- **WHAT IS NEEDED**:
Retype the material in full, keeping every word the same.

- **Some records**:
— begin —

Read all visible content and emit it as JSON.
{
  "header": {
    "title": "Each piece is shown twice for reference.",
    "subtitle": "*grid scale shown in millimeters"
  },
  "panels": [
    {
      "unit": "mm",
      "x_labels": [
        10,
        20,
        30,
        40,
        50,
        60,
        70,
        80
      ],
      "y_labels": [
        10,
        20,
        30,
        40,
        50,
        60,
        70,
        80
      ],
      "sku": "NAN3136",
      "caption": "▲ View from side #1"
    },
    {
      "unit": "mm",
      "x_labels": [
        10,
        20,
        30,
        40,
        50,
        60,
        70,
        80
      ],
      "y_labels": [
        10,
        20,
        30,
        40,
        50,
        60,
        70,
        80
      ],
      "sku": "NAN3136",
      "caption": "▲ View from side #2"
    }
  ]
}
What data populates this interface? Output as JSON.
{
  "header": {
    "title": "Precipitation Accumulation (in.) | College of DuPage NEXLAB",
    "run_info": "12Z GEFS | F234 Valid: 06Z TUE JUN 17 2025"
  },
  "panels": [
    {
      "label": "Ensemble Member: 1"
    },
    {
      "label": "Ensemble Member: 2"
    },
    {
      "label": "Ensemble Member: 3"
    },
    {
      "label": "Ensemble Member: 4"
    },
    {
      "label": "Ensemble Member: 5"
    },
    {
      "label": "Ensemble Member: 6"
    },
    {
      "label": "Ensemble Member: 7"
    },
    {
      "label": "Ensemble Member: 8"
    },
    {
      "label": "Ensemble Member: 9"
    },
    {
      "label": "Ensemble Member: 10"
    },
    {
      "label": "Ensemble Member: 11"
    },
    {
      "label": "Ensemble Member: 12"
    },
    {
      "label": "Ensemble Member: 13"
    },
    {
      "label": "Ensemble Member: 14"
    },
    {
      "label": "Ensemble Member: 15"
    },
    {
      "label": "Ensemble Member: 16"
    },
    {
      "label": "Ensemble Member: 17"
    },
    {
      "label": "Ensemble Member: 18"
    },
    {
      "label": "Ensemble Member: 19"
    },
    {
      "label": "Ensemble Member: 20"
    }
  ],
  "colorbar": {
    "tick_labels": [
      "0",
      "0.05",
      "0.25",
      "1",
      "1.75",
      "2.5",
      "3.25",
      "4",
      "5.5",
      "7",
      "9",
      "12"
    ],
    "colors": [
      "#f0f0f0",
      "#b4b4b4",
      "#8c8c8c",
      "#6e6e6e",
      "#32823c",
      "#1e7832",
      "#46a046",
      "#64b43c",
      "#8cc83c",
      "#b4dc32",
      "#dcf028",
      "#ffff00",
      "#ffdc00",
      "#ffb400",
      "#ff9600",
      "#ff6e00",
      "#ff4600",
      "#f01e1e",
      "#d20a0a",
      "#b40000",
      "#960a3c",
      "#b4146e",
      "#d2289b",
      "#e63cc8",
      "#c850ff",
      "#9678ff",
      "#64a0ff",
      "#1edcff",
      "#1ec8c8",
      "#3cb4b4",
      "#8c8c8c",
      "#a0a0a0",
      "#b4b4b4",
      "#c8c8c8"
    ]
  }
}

— end —

- **ANSWER TO THE EXERCISE**:
Read all visible content and emit it as JSON.
{
  "header": {
    "title": "Each piece is shown twice for reference.",
    "subtitle": "*grid scale shown in millimeters"
  },
  "panels": [
    {
      "unit": "mm",
      "x_labels": [
        10,
        20,
        30,
        40,
        50,
        60,
        70,
        80
      ],
      "y_labels": [
        10,
        20,
        30,
        40,
        50,
        60,
        70,
        80
      ],
      "sku": "NAN3136",
      "caption": "▲ View from side #1"
    },
    {
      "unit": "mm",
      "x_labels": [
        10,
        20,
        30,
        40,
        50,
        60,
        70,
        80
      ],
      "y_labels": [
        10,
        20,
        30,
        40,
        50,
        60,
        70,
        80
      ],
      "sku": "NAN3136",
      "caption": "▲ View from side #2"
    }
  ]
}
What data populates this interface? Output as JSON.
{
  "header": {
    "title": "Precipitation Accumulation (in.) | College of DuPage NEXLAB",
    "run_info": "12Z GEFS | F234 Valid: 06Z TUE JUN 17 2025"
  },
  "panels": [
    {
      "label": "Ensemble Member: 1"
    },
    {
      "label": "Ensemble Member: 2"
    },
    {
      "label": "Ensemble Member: 3"
    },
    {
      "label": "Ensemble Member: 4"
    },
    {
      "label": "Ensemble Member: 5"
    },
    {
      "label": "Ensemble Member: 6"
    },
    {
      "label": "Ensemble Member: 7"
    },
    {
      "label": "Ensemble Member: 8"
    },
    {
      "label": "Ensemble Member: 9"
    },
    {
      "label": "Ensemble Member: 10"
    },
    {
      "label": "Ensemble Member: 11"
    },
    {
      "label": "Ensemble Member: 12"
    },
    {
      "label": "Ensemble Member: 13"
    },
    {
      "label": "Ensemble Member: 14"
    },
    {
      "label": "Ensemble Member: 15"
    },
    {
      "label": "Ensemble Member: 16"
    },
    {
      "label": "Ensemble Member: 17"
    },
    {
      "label": "Ensemble Member: 18"
    },
    {
      "label": "Ensemble Member: 19"
    },
    {
      "label": "Ensemble Member: 20"
    }
  ],
  "colorbar": {
    "tick_labels": [
      "0",
      "0.05",
      "0.25",
      "1",
      "1.75",
      "2.5",
      "3.25",
      "4",
      "5.5",
      "7",
      "9",
      "12"
    ],
    "colors": [
      "#f0f0f0",
      "#b4b4b4",
      "#8c8c8c",
      "#6e6e6e",
      "#32823c",
      "#1e7832",
      "#46a046",
      "#64b43c",
      "#8cc83c",
      "#b4dc32",
      "#dcf028",
      "#ffff00",
      "#ffdc00",
      "#ffb400",
      "#ff9600",
      "#ff6e00",
      "#ff4600",
      "#f01e1e",
      "#d20a0a",
      "#b40000",
      "#960a3c",
      "#b4146e",
      "#d2289b",
      "#e63cc8",
      "#c850ff",
      "#9678ff",
      "#64a0ff",
      "#1edcff",
      "#1ec8c8",
      "#3cb4b4",
      "#8c8c8c",
      "#a0a0a0",
      "#b4b4b4",
      "#c8c8c8"
    ]
  }
}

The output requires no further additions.